— What is required —
Answer these questions from the passage on the Great Depression below.
(a) By 1931, what percentage of workers in BC did not have a job?
(b) What name was given to the camps of unemployed people where those riding the rails slept?
(c) In 1933, about what percentage of Canada's entire population was getting relief?

— Text passage —
THE GREAT DEPRESSION

For most British Columbians, the 1920s was a prosperous decade. Jobs were plentiful, industry thrived and the province grew rapidly.

The good times came to an end, however, with an abrupt crash. In October 1929, the stock exchange in New York City collapsed with echoes heard around the world. Businesses went bankrupt. People lost their life savings. At the same time, the prices of natural resources—lumber, minerals, and grain—began to fall. Canada, and particularly British Columbia, could not rely on the sale of its resources to support the economy.

Factories, mines and logging camps closed and workers lost their jobs. By 1933, almost one out of every three workers in Canada was unemployed. Those lucky enough to remain at work earned less money. Poverty and hardship was widespread. It was a time known as the Great Depression.

FAST FACT

By 1931, BC had the highest level of unemployment of any province in Canada—27 percent of workers did not have a job.

 

LIVING IN THE JUNGLE

Faces of the Depression: three unemployed men in Vancouver, 1931. During the hard times of the 1930s, many Canadian men and women lost their jobs and their savings. City of Vancouver Archives Re N8.2

 

When they were unable to find jobs where they lived, many young men and women left home to seek work elsewhere. Without any money, they could not afford to pay for train tickets, food or hotel rooms. Instead they sneaked aboard freight trains and rode for free. This was called “riding the rails”.

When they came to a town, they begged for food going door to door. They slept outside in camps of unemployed people known as “jungles”. “In every town there was a 'jungle' where no one bothered you,” recalled one man who lived this life for several years. “This is where I cooked my meals over a jungle fire and had a short nap while waiting for the next freight train out.”

The wandering jobless tended to gather in cities, where they hoped work might be available. The police worried that so many strangers might cause trouble. City officials did not want to pay for taking care of them. As a result, the jobless were often hassled and hurried on their way.

 

 

In Their Own Words

A WORKER

A worker from Vancouver Island writes the Prime Minister of Canada about the Depression:

“Please pardon me for writing you, but I am in such a circumstance that I really do not know what to do. When will this distress amongst the people come to an end and how long will this starvation last? I am on the relief and only get 4 days work on the public roads. That is not enough for both of us to live on. Next came my land taxes. If I don't pay it this year, then the government of BC will have my 40 acres and I and my wife will be on the bare ground. Is that the way the Government will help the poor men?”

[from L.M. Grayson & Michael Bliss, The Wretched of Canada: Letters to R.B. Bennett, 1930-35, Toronto, 1971, p.160]

 

ON THE RELIEF

With so much unemployment, the government had to do something. Public assistance was a new idea in Canada in the 1930s. Unlike today, there was no social welfare, no employment insurance, nothing at all to help people who were down on their luck and had spent all their savings.

Faced with a crisis, government began a system of relief. When people became penniless, they could apply to their local government for assistance. It did not amount to much, but for thousands of families it was better than nothing.

 

FAST FACT

In 1933, at the peak of the Depression, about 15 percent of the entire population of Canada was getting relief.

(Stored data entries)
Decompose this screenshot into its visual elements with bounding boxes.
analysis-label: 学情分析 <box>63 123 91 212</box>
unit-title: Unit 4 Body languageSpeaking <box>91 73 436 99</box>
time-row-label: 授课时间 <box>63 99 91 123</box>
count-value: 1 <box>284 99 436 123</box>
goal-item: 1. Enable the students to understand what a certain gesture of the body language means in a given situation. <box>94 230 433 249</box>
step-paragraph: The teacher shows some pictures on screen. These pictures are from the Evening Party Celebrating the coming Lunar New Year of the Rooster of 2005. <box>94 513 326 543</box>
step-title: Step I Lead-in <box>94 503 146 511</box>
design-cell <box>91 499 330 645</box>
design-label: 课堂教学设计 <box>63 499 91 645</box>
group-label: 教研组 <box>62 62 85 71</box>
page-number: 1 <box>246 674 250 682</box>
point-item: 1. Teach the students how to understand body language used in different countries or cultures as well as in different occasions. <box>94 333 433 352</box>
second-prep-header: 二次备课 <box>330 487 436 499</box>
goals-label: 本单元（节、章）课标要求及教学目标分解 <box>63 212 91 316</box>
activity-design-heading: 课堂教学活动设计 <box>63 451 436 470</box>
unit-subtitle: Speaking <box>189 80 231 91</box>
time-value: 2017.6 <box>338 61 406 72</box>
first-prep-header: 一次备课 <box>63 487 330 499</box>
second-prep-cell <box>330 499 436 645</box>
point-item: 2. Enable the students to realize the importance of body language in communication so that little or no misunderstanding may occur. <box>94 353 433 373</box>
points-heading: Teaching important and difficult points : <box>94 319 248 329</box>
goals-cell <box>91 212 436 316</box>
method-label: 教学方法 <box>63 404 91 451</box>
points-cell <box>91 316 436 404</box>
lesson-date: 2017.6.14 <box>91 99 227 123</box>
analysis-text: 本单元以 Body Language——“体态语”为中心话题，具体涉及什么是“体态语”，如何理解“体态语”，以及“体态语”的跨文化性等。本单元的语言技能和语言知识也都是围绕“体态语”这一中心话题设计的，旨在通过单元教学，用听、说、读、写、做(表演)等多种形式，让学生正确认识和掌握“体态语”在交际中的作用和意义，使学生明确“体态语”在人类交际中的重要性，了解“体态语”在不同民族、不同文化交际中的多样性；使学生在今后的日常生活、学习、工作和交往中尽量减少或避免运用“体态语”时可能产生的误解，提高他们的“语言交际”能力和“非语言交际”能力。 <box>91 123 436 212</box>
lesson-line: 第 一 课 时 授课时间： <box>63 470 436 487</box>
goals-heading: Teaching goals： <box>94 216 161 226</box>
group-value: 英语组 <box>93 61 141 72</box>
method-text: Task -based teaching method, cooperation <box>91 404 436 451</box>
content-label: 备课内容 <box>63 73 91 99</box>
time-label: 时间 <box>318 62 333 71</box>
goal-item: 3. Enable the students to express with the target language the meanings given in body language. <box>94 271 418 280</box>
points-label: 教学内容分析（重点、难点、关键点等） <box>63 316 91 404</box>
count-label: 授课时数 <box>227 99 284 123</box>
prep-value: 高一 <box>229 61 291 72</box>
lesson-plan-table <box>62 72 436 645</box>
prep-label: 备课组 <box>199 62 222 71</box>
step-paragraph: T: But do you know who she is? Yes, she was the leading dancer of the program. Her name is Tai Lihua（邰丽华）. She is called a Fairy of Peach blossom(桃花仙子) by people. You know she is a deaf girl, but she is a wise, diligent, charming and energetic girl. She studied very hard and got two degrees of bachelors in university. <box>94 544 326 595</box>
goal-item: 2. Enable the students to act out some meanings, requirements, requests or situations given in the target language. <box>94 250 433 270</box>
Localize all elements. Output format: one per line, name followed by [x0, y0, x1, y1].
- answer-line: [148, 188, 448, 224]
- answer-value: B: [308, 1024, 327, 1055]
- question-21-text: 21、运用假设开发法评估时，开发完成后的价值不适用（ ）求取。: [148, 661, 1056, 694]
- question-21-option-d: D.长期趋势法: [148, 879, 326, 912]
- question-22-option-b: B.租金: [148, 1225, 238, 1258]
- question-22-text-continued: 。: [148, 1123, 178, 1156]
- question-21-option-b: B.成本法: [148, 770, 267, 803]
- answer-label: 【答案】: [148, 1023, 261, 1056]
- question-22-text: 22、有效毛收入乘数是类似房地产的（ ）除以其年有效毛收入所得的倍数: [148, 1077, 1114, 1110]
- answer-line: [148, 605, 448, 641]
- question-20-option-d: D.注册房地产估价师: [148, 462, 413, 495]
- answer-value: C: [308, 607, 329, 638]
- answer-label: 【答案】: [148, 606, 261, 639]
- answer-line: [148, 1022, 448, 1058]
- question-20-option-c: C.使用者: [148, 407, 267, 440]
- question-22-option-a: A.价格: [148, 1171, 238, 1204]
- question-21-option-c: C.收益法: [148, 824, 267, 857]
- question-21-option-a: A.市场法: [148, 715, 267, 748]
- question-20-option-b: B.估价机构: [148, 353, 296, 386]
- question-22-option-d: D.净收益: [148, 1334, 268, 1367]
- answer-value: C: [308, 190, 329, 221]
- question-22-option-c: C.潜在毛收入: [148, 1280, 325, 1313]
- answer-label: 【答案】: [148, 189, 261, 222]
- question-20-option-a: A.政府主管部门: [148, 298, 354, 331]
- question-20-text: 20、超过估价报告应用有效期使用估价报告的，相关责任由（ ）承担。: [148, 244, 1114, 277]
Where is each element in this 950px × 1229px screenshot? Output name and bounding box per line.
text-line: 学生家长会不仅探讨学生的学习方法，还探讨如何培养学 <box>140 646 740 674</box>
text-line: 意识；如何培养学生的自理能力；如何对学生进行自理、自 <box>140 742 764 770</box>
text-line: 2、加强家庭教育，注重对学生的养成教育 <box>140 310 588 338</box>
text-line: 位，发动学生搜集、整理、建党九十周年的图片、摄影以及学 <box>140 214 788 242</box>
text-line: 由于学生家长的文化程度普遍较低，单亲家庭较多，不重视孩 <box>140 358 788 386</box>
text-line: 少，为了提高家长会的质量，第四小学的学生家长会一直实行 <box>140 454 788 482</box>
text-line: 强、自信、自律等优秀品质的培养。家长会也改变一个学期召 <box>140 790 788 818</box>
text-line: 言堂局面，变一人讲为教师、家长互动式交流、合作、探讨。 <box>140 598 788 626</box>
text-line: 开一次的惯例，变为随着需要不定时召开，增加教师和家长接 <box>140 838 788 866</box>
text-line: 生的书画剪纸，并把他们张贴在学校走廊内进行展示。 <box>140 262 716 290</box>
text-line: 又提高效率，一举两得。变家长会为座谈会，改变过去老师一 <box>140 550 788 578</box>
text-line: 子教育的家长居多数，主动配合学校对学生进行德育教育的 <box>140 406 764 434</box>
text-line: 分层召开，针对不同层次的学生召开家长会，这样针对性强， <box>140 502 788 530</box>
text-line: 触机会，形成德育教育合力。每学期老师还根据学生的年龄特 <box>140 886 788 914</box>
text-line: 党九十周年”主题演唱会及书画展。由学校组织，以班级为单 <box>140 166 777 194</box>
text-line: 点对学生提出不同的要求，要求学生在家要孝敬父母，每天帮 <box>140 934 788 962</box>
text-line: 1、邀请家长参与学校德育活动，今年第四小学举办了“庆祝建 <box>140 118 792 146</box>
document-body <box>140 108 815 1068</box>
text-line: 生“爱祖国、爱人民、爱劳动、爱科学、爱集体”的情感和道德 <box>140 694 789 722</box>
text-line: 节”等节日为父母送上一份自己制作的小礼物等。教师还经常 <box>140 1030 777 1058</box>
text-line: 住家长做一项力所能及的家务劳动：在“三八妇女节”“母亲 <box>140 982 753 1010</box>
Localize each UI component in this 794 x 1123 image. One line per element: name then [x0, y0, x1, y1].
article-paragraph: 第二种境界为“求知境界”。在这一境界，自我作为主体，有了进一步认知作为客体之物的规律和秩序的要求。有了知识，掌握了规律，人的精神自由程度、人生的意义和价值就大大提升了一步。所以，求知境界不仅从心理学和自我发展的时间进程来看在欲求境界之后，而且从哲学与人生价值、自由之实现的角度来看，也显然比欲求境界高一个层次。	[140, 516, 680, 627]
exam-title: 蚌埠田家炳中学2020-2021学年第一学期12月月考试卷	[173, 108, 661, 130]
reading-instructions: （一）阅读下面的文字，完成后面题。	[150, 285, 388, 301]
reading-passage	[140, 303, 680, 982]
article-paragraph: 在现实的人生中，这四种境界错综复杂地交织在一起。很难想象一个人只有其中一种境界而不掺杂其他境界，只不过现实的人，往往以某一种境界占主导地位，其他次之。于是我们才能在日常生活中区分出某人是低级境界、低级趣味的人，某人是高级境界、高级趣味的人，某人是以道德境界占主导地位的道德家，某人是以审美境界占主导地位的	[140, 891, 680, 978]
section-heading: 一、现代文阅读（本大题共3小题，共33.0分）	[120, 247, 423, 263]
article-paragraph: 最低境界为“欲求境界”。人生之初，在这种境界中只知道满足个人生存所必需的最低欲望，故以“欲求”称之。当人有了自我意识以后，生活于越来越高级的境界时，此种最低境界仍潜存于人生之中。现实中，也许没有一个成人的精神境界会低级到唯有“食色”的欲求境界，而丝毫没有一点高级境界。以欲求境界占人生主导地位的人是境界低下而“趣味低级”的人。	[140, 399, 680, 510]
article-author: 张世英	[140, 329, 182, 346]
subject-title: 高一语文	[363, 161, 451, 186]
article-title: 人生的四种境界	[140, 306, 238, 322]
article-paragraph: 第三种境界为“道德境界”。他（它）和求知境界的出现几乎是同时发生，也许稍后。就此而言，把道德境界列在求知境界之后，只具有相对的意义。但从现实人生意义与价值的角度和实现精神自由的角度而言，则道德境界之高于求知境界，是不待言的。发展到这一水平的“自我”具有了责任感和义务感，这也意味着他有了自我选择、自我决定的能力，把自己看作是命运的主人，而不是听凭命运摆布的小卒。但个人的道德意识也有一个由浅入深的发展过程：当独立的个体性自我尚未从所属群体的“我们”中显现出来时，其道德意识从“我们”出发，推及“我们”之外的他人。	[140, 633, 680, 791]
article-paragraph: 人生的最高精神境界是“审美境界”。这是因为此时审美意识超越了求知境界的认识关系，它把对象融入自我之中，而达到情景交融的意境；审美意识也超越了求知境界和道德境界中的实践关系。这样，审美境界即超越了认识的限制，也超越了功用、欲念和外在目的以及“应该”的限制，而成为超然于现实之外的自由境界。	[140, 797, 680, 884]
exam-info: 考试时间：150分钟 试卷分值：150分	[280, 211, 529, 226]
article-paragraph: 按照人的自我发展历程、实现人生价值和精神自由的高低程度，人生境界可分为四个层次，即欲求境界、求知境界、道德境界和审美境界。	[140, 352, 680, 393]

— Result for this task —
(a) 27 percent
(b) "Jungles"
(c) About 15 percent